→ **Work instructions**
Extract the text of every entry below exactly; leave images out.

start

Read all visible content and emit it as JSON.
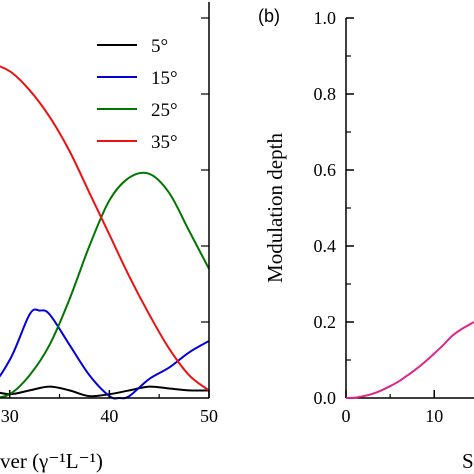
{
  "chart_data": [
    {
      "type": "line",
      "panel": "left (cropped)",
      "xlabel": "ver (γ⁻¹L⁻¹)",
      "xlim": [
        22,
        50
      ],
      "ylim": [
        0,
        1.0
      ],
      "x_ticks": [
        "30",
        "40",
        "50"
      ],
      "legend_position": "top-right",
      "series": [
        {
          "name": "5°",
          "color": "#000000",
          "x": [
            22,
            24,
            26,
            28,
            30,
            32,
            34,
            36,
            38,
            40,
            42,
            44,
            46,
            48,
            50
          ],
          "y": [
            0.01,
            0.02,
            0.03,
            0.02,
            0.01,
            0.02,
            0.03,
            0.02,
            0.005,
            0.01,
            0.02,
            0.03,
            0.025,
            0.02,
            0.02
          ]
        },
        {
          "name": "15°",
          "color": "#0000dd",
          "x": [
            22,
            24,
            26,
            28,
            30,
            32,
            33,
            34,
            36,
            38,
            40,
            41,
            42,
            44,
            46,
            48,
            50
          ],
          "y": [
            0.05,
            0.12,
            0.12,
            0.04,
            0.1,
            0.22,
            0.23,
            0.22,
            0.14,
            0.06,
            0.005,
            0.0,
            0.005,
            0.05,
            0.08,
            0.12,
            0.15
          ]
        },
        {
          "name": "25°",
          "color": "#007700",
          "x": [
            22,
            24,
            26,
            28,
            30,
            32,
            34,
            36,
            38,
            40,
            42,
            44,
            46,
            48,
            50
          ],
          "y": [
            0.08,
            0.0,
            0.0,
            0.0,
            0.01,
            0.06,
            0.14,
            0.26,
            0.4,
            0.52,
            0.58,
            0.59,
            0.54,
            0.44,
            0.34
          ]
        },
        {
          "name": "35°",
          "color": "#ee1111",
          "x": [
            22,
            24,
            26,
            28,
            30,
            32,
            34,
            36,
            38,
            40,
            42,
            44,
            46,
            48,
            50
          ],
          "y": [
            0.8,
            0.85,
            0.88,
            0.88,
            0.86,
            0.81,
            0.74,
            0.65,
            0.54,
            0.43,
            0.32,
            0.22,
            0.13,
            0.06,
            0.02
          ]
        }
      ]
    },
    {
      "type": "line",
      "panel_label": "(b)",
      "ylabel": "Modulation depth",
      "xlabel": "S",
      "xlim": [
        0,
        14.5
      ],
      "ylim": [
        0,
        1.0
      ],
      "x_ticks": [
        "0",
        "10"
      ],
      "y_ticks": [
        "0.0",
        "0.2",
        "0.4",
        "0.6",
        "0.8",
        "1.0"
      ],
      "series": [
        {
          "color": "#e0268a",
          "x": [
            0,
            1,
            2,
            3,
            4,
            5,
            6,
            7,
            8,
            9,
            10,
            11,
            12,
            13,
            14.5
          ],
          "y": [
            0.0,
            0.001,
            0.005,
            0.011,
            0.02,
            0.031,
            0.044,
            0.06,
            0.077,
            0.096,
            0.117,
            0.139,
            0.163,
            0.18,
            0.2
          ]
        }
      ]
    }
  ]
}
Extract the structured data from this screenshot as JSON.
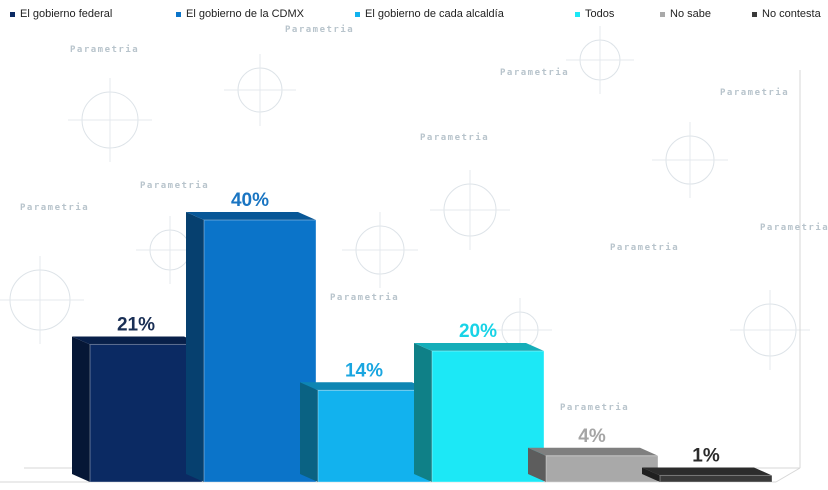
{
  "chart_data": {
    "type": "bar",
    "categories": [
      "El gobierno federal",
      "El gobierno de la CDMX",
      "El gobierno de cada alcaldía",
      "Todos",
      "No sabe",
      "No contesta"
    ],
    "values": [
      21,
      40,
      14,
      20,
      4,
      1
    ],
    "data_labels": [
      "21%",
      "40%",
      "14%",
      "20%",
      "4%",
      "1%"
    ],
    "colors": [
      "#0b2a63",
      "#0b74c9",
      "#12b2ee",
      "#1ce8f6",
      "#a9a9a9",
      "#3a3a3a"
    ],
    "label_colors": [
      "#1a2f55",
      "#1a75c2",
      "#1aa6e0",
      "#18d3e6",
      "#a5a5a5",
      "#2b2b2b"
    ],
    "ylim": [
      0,
      44
    ],
    "legend_position": "top",
    "style": "3d-bar",
    "grid": false,
    "watermark_text": "Parametria"
  }
}
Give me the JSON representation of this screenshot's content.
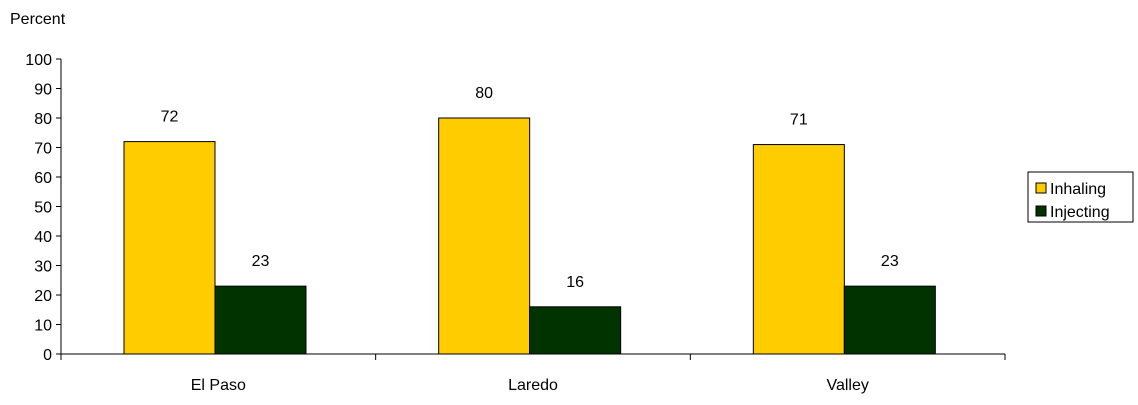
{
  "chart_data": {
    "type": "bar",
    "ylabel": "Percent",
    "xlabel": "",
    "title": "",
    "categories": [
      "El Paso",
      "Laredo",
      "Valley"
    ],
    "series": [
      {
        "name": "Inhaling",
        "values": [
          72,
          80,
          71
        ],
        "color": "#ffcc00"
      },
      {
        "name": "Injecting",
        "values": [
          23,
          16,
          23
        ],
        "color": "#003300"
      }
    ],
    "data_labels": [
      [
        "72",
        "80",
        "71"
      ],
      [
        "23",
        "16",
        "23"
      ]
    ],
    "ylim": [
      0,
      100
    ],
    "yticks": [
      "0",
      "10",
      "20",
      "30",
      "40",
      "50",
      "60",
      "70",
      "80",
      "90",
      "100"
    ],
    "grid": false,
    "legend_position": "right"
  }
}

end

→ **Reply to the task**
Read all visible content and emit it as JSON.
{
  "chart_data": [
    {
      "type": "line",
      "panel": "left (cropped)",
      "xlabel": "ver (γ⁻¹L⁻¹)",
      "xlim": [
        22,
        50
      ],
      "ylim": [
        0,
        1.0
      ],
      "x_ticks": [
        "30",
        "40",
        "50"
      ],
      "legend_position": "top-right",
      "series": [
        {
          "name": "5°",
          "color": "#000000",
          "x": [
            22,
            24,
            26,
            28,
            30,
            32,
            34,
            36,
            38,
            40,
            42,
            44,
            46,
            48,
            50
          ],
          "y": [
            0.01,
            0.02,
            0.03,
            0.02,
            0.01,
            0.02,
            0.03,
            0.02,
            0.005,
            0.01,
            0.02,
            0.03,
            0.025,
            0.02,
            0.02
          ]
        },
        {
          "name": "15°",
          "color": "#0000dd",
          "x": [
            22,
            24,
            26,
            28,
            30,
            32,
            33,
            34,
            36,
            38,
            40,
            41,
            42,
            44,
            46,
            48,
            50
          ],
          "y": [
            0.05,
            0.12,
            0.12,
            0.04,
            0.1,
            0.22,
            0.23,
            0.22,
            0.14,
            0.06,
            0.005,
            0.0,
            0.005,
            0.05,
            0.08,
            0.12,
            0.15
          ]
        },
        {
          "name": "25°",
          "color": "#007700",
          "x": [
            22,
            24,
            26,
            28,
            30,
            32,
            34,
            36,
            38,
            40,
            42,
            44,
            46,
            48,
            50
          ],
          "y": [
            0.08,
            0.0,
            0.0,
            0.0,
            0.01,
            0.06,
            0.14,
            0.26,
            0.4,
            0.52,
            0.58,
            0.59,
            0.54,
            0.44,
            0.34
          ]
        },
        {
          "name": "35°",
          "color": "#ee1111",
          "x": [
            22,
            24,
            26,
            28,
            30,
            32,
            34,
            36,
            38,
            40,
            42,
            44,
            46,
            48,
            50
          ],
          "y": [
            0.8,
            0.85,
            0.88,
            0.88,
            0.86,
            0.81,
            0.74,
            0.65,
            0.54,
            0.43,
            0.32,
            0.22,
            0.13,
            0.06,
            0.02
          ]
        }
      ]
    },
    {
      "type": "line",
      "panel_label": "(b)",
      "ylabel": "Modulation depth",
      "xlabel": "S",
      "xlim": [
        0,
        14.5
      ],
      "ylim": [
        0,
        1.0
      ],
      "x_ticks": [
        "0",
        "10"
      ],
      "y_ticks": [
        "0.0",
        "0.2",
        "0.4",
        "0.6",
        "0.8",
        "1.0"
      ],
      "series": [
        {
          "color": "#e0268a",
          "x": [
            0,
            1,
            2,
            3,
            4,
            5,
            6,
            7,
            8,
            9,
            10,
            11,
            12,
            13,
            14.5
          ],
          "y": [
            0.0,
            0.001,
            0.005,
            0.011,
            0.02,
            0.031,
            0.044,
            0.06,
            0.077,
            0.096,
            0.117,
            0.139,
            0.163,
            0.18,
            0.2
          ]
        }
      ]
    }
  ]
}
Extract the structured data from this screenshot as JSON.
{
  "chart_data": {
    "type": "bar",
    "categories": [
      "El gobierno federal",
      "El gobierno de la CDMX",
      "El gobierno de cada alcaldía",
      "Todos",
      "No sabe",
      "No contesta"
    ],
    "values": [
      21,
      40,
      14,
      20,
      4,
      1
    ],
    "data_labels": [
      "21%",
      "40%",
      "14%",
      "20%",
      "4%",
      "1%"
    ],
    "colors": [
      "#0b2a63",
      "#0b74c9",
      "#12b2ee",
      "#1ce8f6",
      "#a9a9a9",
      "#3a3a3a"
    ],
    "label_colors": [
      "#1a2f55",
      "#1a75c2",
      "#1aa6e0",
      "#18d3e6",
      "#a5a5a5",
      "#2b2b2b"
    ],
    "ylim": [
      0,
      44
    ],
    "legend_position": "top",
    "style": "3d-bar",
    "grid": false,
    "watermark_text": "Parametria"
  }
}
Give me the JSON representation of this screenshot's content.
{
  "chart_data": {
    "type": "bar",
    "ylabel": "Percent",
    "xlabel": "",
    "title": "",
    "categories": [
      "El Paso",
      "Laredo",
      "Valley"
    ],
    "series": [
      {
        "name": "Inhaling",
        "values": [
          72,
          80,
          71
        ],
        "color": "#ffcc00"
      },
      {
        "name": "Injecting",
        "values": [
          23,
          16,
          23
        ],
        "color": "#003300"
      }
    ],
    "data_labels": [
      [
        "72",
        "80",
        "71"
      ],
      [
        "23",
        "16",
        "23"
      ]
    ],
    "ylim": [
      0,
      100
    ],
    "yticks": [
      "0",
      "10",
      "20",
      "30",
      "40",
      "50",
      "60",
      "70",
      "80",
      "90",
      "100"
    ],
    "grid": false,
    "legend_position": "right"
  }
}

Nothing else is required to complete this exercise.